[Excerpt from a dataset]
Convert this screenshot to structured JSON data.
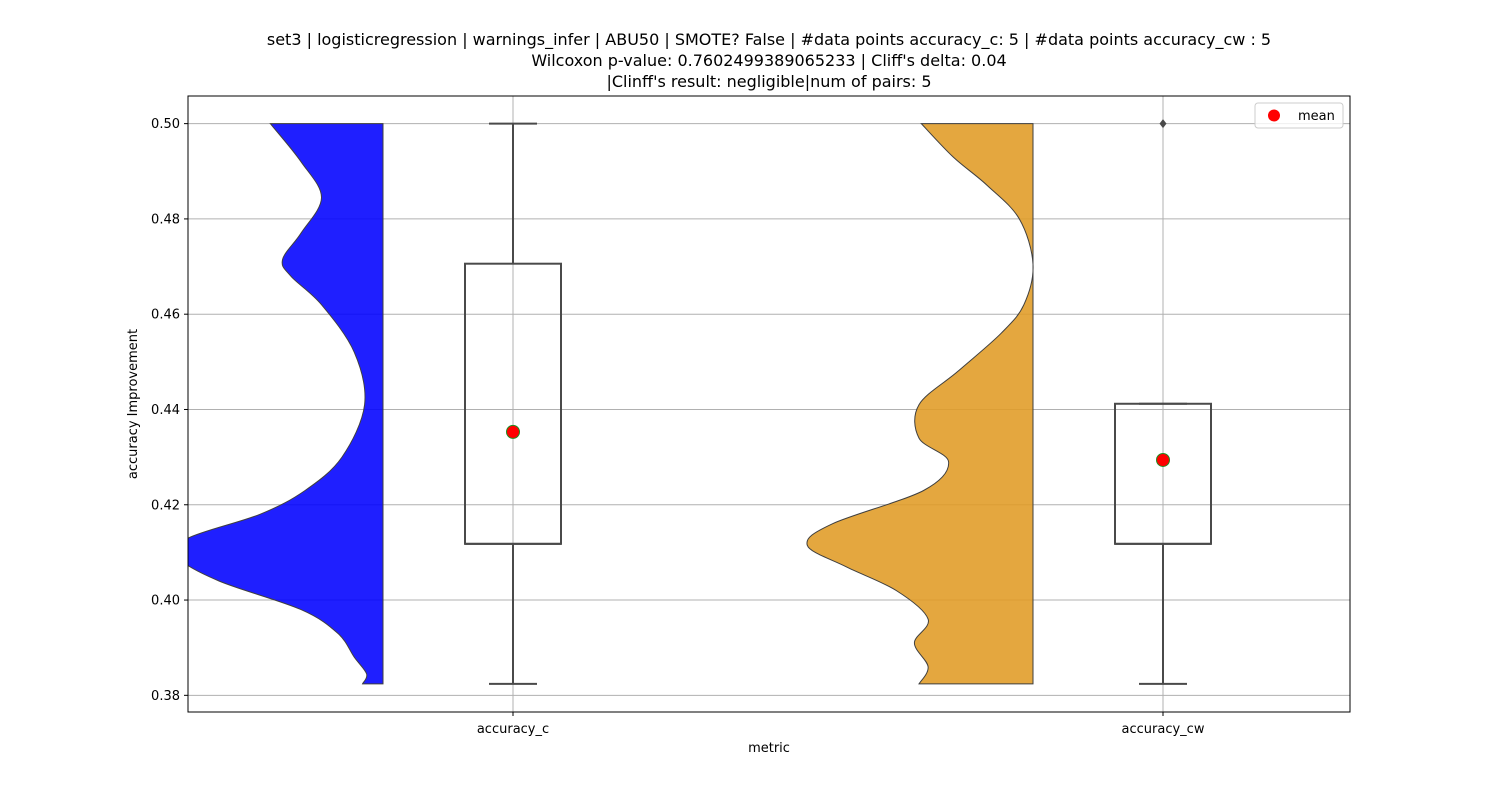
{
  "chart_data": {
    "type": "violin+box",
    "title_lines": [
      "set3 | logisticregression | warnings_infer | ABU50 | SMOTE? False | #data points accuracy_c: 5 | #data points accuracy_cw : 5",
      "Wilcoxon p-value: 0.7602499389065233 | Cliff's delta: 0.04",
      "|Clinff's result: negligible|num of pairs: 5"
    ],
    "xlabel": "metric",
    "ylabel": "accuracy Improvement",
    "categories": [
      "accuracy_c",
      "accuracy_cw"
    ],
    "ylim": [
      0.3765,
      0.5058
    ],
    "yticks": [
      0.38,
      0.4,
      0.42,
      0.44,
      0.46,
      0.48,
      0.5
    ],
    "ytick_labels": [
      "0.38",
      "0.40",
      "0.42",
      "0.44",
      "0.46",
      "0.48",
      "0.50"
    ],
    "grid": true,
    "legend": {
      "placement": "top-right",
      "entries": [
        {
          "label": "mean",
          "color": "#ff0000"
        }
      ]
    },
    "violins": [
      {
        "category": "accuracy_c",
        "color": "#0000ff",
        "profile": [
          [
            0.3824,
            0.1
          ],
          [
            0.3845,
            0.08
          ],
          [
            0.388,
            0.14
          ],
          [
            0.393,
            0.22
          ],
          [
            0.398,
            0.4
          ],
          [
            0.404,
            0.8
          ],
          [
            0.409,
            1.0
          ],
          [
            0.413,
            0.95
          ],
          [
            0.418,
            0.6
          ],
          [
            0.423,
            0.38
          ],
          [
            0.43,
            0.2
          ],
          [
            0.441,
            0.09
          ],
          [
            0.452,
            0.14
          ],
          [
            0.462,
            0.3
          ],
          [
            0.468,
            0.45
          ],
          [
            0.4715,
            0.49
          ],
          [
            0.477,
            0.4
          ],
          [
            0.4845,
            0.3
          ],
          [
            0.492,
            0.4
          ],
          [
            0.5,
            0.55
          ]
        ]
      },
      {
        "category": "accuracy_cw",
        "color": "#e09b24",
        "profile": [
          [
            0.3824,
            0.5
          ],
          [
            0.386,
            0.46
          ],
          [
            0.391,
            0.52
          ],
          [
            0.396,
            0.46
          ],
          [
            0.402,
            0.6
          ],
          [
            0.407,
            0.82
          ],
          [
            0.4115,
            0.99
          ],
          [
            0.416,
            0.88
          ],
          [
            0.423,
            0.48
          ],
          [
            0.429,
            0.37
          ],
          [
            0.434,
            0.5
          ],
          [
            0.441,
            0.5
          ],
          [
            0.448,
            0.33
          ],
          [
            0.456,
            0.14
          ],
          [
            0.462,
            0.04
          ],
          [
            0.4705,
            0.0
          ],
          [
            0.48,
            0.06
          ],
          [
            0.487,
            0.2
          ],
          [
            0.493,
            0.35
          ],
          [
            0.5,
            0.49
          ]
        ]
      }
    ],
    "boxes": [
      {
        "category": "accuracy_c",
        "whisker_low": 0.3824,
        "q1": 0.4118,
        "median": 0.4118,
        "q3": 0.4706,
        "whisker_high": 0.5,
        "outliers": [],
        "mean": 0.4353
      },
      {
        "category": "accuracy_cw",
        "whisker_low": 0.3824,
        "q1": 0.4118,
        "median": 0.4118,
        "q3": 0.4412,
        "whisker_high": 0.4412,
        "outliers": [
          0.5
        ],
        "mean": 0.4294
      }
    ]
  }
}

• Directive:
Without including any pictures, please restate all the records exactly.

• Task output:
Convert this screenshot to structured JSON data.
{
  "chart_data": {
    "type": "violin+box",
    "title_lines": [
      "set3 | logisticregression | warnings_infer | ABU50 | SMOTE? False | #data points accuracy_c: 5 | #data points accuracy_cw : 5",
      "Wilcoxon p-value: 0.7602499389065233 | Cliff's delta: 0.04",
      "|Clinff's result: negligible|num of pairs: 5"
    ],
    "xlabel": "metric",
    "ylabel": "accuracy Improvement",
    "categories": [
      "accuracy_c",
      "accuracy_cw"
    ],
    "ylim": [
      0.3765,
      0.5058
    ],
    "yticks": [
      0.38,
      0.4,
      0.42,
      0.44,
      0.46,
      0.48,
      0.5
    ],
    "ytick_labels": [
      "0.38",
      "0.40",
      "0.42",
      "0.44",
      "0.46",
      "0.48",
      "0.50"
    ],
    "grid": true,
    "legend": {
      "placement": "top-right",
      "entries": [
        {
          "label": "mean",
          "color": "#ff0000"
        }
      ]
    },
    "violins": [
      {
        "category": "accuracy_c",
        "color": "#0000ff",
        "profile": [
          [
            0.3824,
            0.1
          ],
          [
            0.3845,
            0.08
          ],
          [
            0.388,
            0.14
          ],
          [
            0.393,
            0.22
          ],
          [
            0.398,
            0.4
          ],
          [
            0.404,
            0.8
          ],
          [
            0.409,
            1.0
          ],
          [
            0.413,
            0.95
          ],
          [
            0.418,
            0.6
          ],
          [
            0.423,
            0.38
          ],
          [
            0.43,
            0.2
          ],
          [
            0.441,
            0.09
          ],
          [
            0.452,
            0.14
          ],
          [
            0.462,
            0.3
          ],
          [
            0.468,
            0.45
          ],
          [
            0.4715,
            0.49
          ],
          [
            0.477,
            0.4
          ],
          [
            0.4845,
            0.3
          ],
          [
            0.492,
            0.4
          ],
          [
            0.5,
            0.55
          ]
        ]
      },
      {
        "category": "accuracy_cw",
        "color": "#e09b24",
        "profile": [
          [
            0.3824,
            0.5
          ],
          [
            0.386,
            0.46
          ],
          [
            0.391,
            0.52
          ],
          [
            0.396,
            0.46
          ],
          [
            0.402,
            0.6
          ],
          [
            0.407,
            0.82
          ],
          [
            0.4115,
            0.99
          ],
          [
            0.416,
            0.88
          ],
          [
            0.423,
            0.48
          ],
          [
            0.429,
            0.37
          ],
          [
            0.434,
            0.5
          ],
          [
            0.441,
            0.5
          ],
          [
            0.448,
            0.33
          ],
          [
            0.456,
            0.14
          ],
          [
            0.462,
            0.04
          ],
          [
            0.4705,
            0.0
          ],
          [
            0.48,
            0.06
          ],
          [
            0.487,
            0.2
          ],
          [
            0.493,
            0.35
          ],
          [
            0.5,
            0.49
          ]
        ]
      }
    ],
    "boxes": [
      {
        "category": "accuracy_c",
        "whisker_low": 0.3824,
        "q1": 0.4118,
        "median": 0.4118,
        "q3": 0.4706,
        "whisker_high": 0.5,
        "outliers": [],
        "mean": 0.4353
      },
      {
        "category": "accuracy_cw",
        "whisker_low": 0.3824,
        "q1": 0.4118,
        "median": 0.4118,
        "q3": 0.4412,
        "whisker_high": 0.4412,
        "outliers": [
          0.5
        ],
        "mean": 0.4294
      }
    ]
  }
}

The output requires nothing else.